● **Aim**
Give the listing again in full, exactly as written.

— start Supplied information —

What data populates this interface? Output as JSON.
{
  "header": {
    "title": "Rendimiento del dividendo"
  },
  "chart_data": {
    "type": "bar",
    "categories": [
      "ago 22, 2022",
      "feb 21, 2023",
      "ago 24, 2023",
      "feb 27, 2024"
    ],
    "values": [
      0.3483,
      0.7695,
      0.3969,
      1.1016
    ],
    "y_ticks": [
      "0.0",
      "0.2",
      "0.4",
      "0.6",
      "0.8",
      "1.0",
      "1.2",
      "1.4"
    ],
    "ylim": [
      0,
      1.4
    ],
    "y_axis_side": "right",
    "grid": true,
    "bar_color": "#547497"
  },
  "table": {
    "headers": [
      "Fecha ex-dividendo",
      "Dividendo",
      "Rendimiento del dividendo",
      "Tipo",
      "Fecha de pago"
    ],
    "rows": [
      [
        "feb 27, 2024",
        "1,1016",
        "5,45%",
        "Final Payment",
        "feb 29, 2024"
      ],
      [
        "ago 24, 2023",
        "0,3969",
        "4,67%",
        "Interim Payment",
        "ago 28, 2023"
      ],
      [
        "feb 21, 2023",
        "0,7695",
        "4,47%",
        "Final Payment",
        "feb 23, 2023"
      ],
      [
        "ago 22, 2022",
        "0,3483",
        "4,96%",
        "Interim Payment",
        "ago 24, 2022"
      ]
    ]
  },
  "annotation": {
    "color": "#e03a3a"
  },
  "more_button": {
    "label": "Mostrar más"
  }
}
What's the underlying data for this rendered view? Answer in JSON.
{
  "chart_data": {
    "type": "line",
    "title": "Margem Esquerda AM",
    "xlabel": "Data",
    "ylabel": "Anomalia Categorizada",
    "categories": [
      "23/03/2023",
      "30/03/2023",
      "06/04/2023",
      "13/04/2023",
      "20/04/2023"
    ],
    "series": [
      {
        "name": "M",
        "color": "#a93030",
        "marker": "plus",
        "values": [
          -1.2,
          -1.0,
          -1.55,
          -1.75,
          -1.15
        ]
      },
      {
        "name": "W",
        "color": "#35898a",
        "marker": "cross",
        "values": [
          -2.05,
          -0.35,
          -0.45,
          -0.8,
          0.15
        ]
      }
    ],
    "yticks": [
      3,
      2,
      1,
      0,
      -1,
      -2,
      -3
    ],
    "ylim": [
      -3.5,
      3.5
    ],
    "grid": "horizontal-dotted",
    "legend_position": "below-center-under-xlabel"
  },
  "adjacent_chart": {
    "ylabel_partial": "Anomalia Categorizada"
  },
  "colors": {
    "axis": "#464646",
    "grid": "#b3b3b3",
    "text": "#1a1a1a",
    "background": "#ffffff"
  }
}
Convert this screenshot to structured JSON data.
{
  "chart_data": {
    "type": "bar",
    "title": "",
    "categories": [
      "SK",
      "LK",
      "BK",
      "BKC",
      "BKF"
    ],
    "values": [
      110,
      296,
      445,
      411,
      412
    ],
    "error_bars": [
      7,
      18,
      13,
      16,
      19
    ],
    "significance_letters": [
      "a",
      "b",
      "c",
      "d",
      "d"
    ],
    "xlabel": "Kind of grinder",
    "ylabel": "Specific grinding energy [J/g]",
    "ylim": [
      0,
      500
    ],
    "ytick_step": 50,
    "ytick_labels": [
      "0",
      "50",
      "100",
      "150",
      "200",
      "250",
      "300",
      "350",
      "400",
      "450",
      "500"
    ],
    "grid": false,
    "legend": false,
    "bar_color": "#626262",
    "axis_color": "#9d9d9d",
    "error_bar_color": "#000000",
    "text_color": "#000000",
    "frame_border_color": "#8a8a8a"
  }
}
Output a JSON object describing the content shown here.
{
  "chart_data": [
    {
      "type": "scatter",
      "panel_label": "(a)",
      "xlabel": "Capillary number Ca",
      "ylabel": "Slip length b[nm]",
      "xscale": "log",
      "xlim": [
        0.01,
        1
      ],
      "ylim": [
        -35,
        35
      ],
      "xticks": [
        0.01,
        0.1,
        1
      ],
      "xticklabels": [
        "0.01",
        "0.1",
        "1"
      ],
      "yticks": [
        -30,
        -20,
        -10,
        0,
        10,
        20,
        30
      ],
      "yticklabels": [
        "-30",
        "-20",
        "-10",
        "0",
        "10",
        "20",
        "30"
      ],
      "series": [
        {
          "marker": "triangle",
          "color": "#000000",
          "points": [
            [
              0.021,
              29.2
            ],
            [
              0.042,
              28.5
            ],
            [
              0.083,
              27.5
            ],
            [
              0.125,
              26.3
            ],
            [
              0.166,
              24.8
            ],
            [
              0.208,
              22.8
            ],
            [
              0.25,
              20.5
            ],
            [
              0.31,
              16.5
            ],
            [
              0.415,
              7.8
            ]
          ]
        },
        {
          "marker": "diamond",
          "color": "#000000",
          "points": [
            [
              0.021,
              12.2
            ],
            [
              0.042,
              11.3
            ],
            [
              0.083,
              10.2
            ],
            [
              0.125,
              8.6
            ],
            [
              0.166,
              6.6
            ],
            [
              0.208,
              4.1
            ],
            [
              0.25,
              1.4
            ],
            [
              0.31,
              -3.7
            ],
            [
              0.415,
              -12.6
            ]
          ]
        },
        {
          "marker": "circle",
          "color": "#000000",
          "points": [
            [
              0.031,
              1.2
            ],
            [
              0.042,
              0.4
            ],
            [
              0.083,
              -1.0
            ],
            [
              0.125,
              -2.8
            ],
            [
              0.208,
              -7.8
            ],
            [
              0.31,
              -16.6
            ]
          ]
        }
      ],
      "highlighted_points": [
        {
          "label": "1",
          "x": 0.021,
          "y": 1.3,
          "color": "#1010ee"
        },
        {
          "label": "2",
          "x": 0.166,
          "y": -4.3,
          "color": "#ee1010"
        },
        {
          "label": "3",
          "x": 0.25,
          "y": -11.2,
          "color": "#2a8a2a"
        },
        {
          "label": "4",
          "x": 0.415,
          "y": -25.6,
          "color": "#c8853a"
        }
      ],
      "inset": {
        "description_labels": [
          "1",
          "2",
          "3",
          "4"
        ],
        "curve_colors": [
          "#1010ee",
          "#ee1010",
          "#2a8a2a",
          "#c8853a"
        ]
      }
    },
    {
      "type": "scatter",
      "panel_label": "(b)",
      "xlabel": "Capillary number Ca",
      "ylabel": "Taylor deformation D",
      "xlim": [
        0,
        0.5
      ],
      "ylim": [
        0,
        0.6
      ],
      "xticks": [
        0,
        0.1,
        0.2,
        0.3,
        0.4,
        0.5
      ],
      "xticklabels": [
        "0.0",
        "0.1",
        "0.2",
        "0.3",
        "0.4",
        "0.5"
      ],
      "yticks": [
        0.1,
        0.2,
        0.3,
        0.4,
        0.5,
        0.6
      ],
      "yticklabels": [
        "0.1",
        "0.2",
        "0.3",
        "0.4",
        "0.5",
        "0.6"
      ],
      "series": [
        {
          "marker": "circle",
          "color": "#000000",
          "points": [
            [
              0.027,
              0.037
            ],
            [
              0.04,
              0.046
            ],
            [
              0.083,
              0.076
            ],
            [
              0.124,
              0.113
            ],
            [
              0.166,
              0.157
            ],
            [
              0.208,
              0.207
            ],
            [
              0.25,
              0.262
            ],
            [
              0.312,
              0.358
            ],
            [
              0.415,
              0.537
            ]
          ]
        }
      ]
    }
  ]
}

— end Supplied information —

● **Response to this task**
What data populates this interface? Output as JSON.
{
  "header": {
    "title": "Rendimiento del dividendo"
  },
  "chart_data": {
    "type": "bar",
    "categories": [
      "ago 22, 2022",
      "feb 21, 2023",
      "ago 24, 2023",
      "feb 27, 2024"
    ],
    "values": [
      0.3483,
      0.7695,
      0.3969,
      1.1016
    ],
    "y_ticks": [
      "0.0",
      "0.2",
      "0.4",
      "0.6",
      "0.8",
      "1.0",
      "1.2",
      "1.4"
    ],
    "ylim": [
      0,
      1.4
    ],
    "y_axis_side": "right",
    "grid": true,
    "bar_color": "#547497"
  },
  "table": {
    "headers": [
      "Fecha ex-dividendo",
      "Dividendo",
      "Rendimiento del dividendo",
      "Tipo",
      "Fecha de pago"
    ],
    "rows": [
      [
        "feb 27, 2024",
        "1,1016",
        "5,45%",
        "Final Payment",
        "feb 29, 2024"
      ],
      [
        "ago 24, 2023",
        "0,3969",
        "4,67%",
        "Interim Payment",
        "ago 28, 2023"
      ],
      [
        "feb 21, 2023",
        "0,7695",
        "4,47%",
        "Final Payment",
        "feb 23, 2023"
      ],
      [
        "ago 22, 2022",
        "0,3483",
        "4,96%",
        "Interim Payment",
        "ago 24, 2022"
      ]
    ]
  },
  "annotation": {
    "color": "#e03a3a"
  },
  "more_button": {
    "label": "Mostrar más"
  }
}
What's the underlying data for this rendered view? Answer in JSON.
{
  "chart_data": {
    "type": "line",
    "title": "Margem Esquerda AM",
    "xlabel": "Data",
    "ylabel": "Anomalia Categorizada",
    "categories": [
      "23/03/2023",
      "30/03/2023",
      "06/04/2023",
      "13/04/2023",
      "20/04/2023"
    ],
    "series": [
      {
        "name": "M",
        "color": "#a93030",
        "marker": "plus",
        "values": [
          -1.2,
          -1.0,
          -1.55,
          -1.75,
          -1.15
        ]
      },
      {
        "name": "W",
        "color": "#35898a",
        "marker": "cross",
        "values": [
          -2.05,
          -0.35,
          -0.45,
          -0.8,
          0.15
        ]
      }
    ],
    "yticks": [
      3,
      2,
      1,
      0,
      -1,
      -2,
      -3
    ],
    "ylim": [
      -3.5,
      3.5
    ],
    "grid": "horizontal-dotted",
    "legend_position": "below-center-under-xlabel"
  },
  "adjacent_chart": {
    "ylabel_partial": "Anomalia Categorizada"
  },
  "colors": {
    "axis": "#464646",
    "grid": "#b3b3b3",
    "text": "#1a1a1a",
    "background": "#ffffff"
  }
}
Convert this screenshot to structured JSON data.
{
  "chart_data": {
    "type": "bar",
    "title": "",
    "categories": [
      "SK",
      "LK",
      "BK",
      "BKC",
      "BKF"
    ],
    "values": [
      110,
      296,
      445,
      411,
      412
    ],
    "error_bars": [
      7,
      18,
      13,
      16,
      19
    ],
    "significance_letters": [
      "a",
      "b",
      "c",
      "d",
      "d"
    ],
    "xlabel": "Kind of grinder",
    "ylabel": "Specific grinding energy [J/g]",
    "ylim": [
      0,
      500
    ],
    "ytick_step": 50,
    "ytick_labels": [
      "0",
      "50",
      "100",
      "150",
      "200",
      "250",
      "300",
      "350",
      "400",
      "450",
      "500"
    ],
    "grid": false,
    "legend": false,
    "bar_color": "#626262",
    "axis_color": "#9d9d9d",
    "error_bar_color": "#000000",
    "text_color": "#000000",
    "frame_border_color": "#8a8a8a"
  }
}
Output a JSON object describing the content shown here.
{
  "chart_data": [
    {
      "type": "scatter",
      "panel_label": "(a)",
      "xlabel": "Capillary number Ca",
      "ylabel": "Slip length b[nm]",
      "xscale": "log",
      "xlim": [
        0.01,
        1
      ],
      "ylim": [
        -35,
        35
      ],
      "xticks": [
        0.01,
        0.1,
        1
      ],
      "xticklabels": [
        "0.01",
        "0.1",
        "1"
      ],
      "yticks": [
        -30,
        -20,
        -10,
        0,
        10,
        20,
        30
      ],
      "yticklabels": [
        "-30",
        "-20",
        "-10",
        "0",
        "10",
        "20",
        "30"
      ],
      "series": [
        {
          "marker": "triangle",
          "color": "#000000",
          "points": [
            [
              0.021,
              29.2
            ],
            [
              0.042,
              28.5
            ],
            [
              0.083,
              27.5
            ],
            [
              0.125,
              26.3
            ],
            [
              0.166,
              24.8
            ],
            [
              0.208,
              22.8
            ],
            [
              0.25,
              20.5
            ],
            [
              0.31,
              16.5
            ],
            [
              0.415,
              7.8
            ]
          ]
        },
        {
          "marker": "diamond",
          "color": "#000000",
          "points": [
            [
              0.021,
              12.2
            ],
            [
              0.042,
              11.3
            ],
            [
              0.083,
              10.2
            ],
            [
              0.125,
              8.6
            ],
            [
              0.166,
              6.6
            ],
            [
              0.208,
              4.1
            ],
            [
              0.25,
              1.4
            ],
            [
              0.31,
              -3.7
            ],
            [
              0.415,
              -12.6
            ]
          ]
        },
        {
          "marker": "circle",
          "color": "#000000",
          "points": [
            [
              0.031,
              1.2
            ],
            [
              0.042,
              0.4
            ],
            [
              0.083,
              -1.0
            ],
            [
              0.125,
              -2.8
            ],
            [
              0.208,
              -7.8
            ],
            [
              0.31,
              -16.6
            ]
          ]
        }
      ],
      "highlighted_points": [
        {
          "label": "1",
          "x": 0.021,
          "y": 1.3,
          "color": "#1010ee"
        },
        {
          "label": "2",
          "x": 0.166,
          "y": -4.3,
          "color": "#ee1010"
        },
        {
          "label": "3",
          "x": 0.25,
          "y": -11.2,
          "color": "#2a8a2a"
        },
        {
          "label": "4",
          "x": 0.415,
          "y": -25.6,
          "color": "#c8853a"
        }
      ],
      "inset": {
        "description_labels": [
          "1",
          "2",
          "3",
          "4"
        ],
        "curve_colors": [
          "#1010ee",
          "#ee1010",
          "#2a8a2a",
          "#c8853a"
        ]
      }
    },
    {
      "type": "scatter",
      "panel_label": "(b)",
      "xlabel": "Capillary number Ca",
      "ylabel": "Taylor deformation D",
      "xlim": [
        0,
        0.5
      ],
      "ylim": [
        0,
        0.6
      ],
      "xticks": [
        0,
        0.1,
        0.2,
        0.3,
        0.4,
        0.5
      ],
      "xticklabels": [
        "0.0",
        "0.1",
        "0.2",
        "0.3",
        "0.4",
        "0.5"
      ],
      "yticks": [
        0.1,
        0.2,
        0.3,
        0.4,
        0.5,
        0.6
      ],
      "yticklabels": [
        "0.1",
        "0.2",
        "0.3",
        "0.4",
        "0.5",
        "0.6"
      ],
      "series": [
        {
          "marker": "circle",
          "color": "#000000",
          "points": [
            [
              0.027,
              0.037
            ],
            [
              0.04,
              0.046
            ],
            [
              0.083,
              0.076
            ],
            [
              0.124,
              0.113
            ],
            [
              0.166,
              0.157
            ],
            [
              0.208,
              0.207
            ],
            [
              0.25,
              0.262
            ],
            [
              0.312,
              0.358
            ],
            [
              0.415,
              0.537
            ]
          ]
        }
      ]
    }
  ]
}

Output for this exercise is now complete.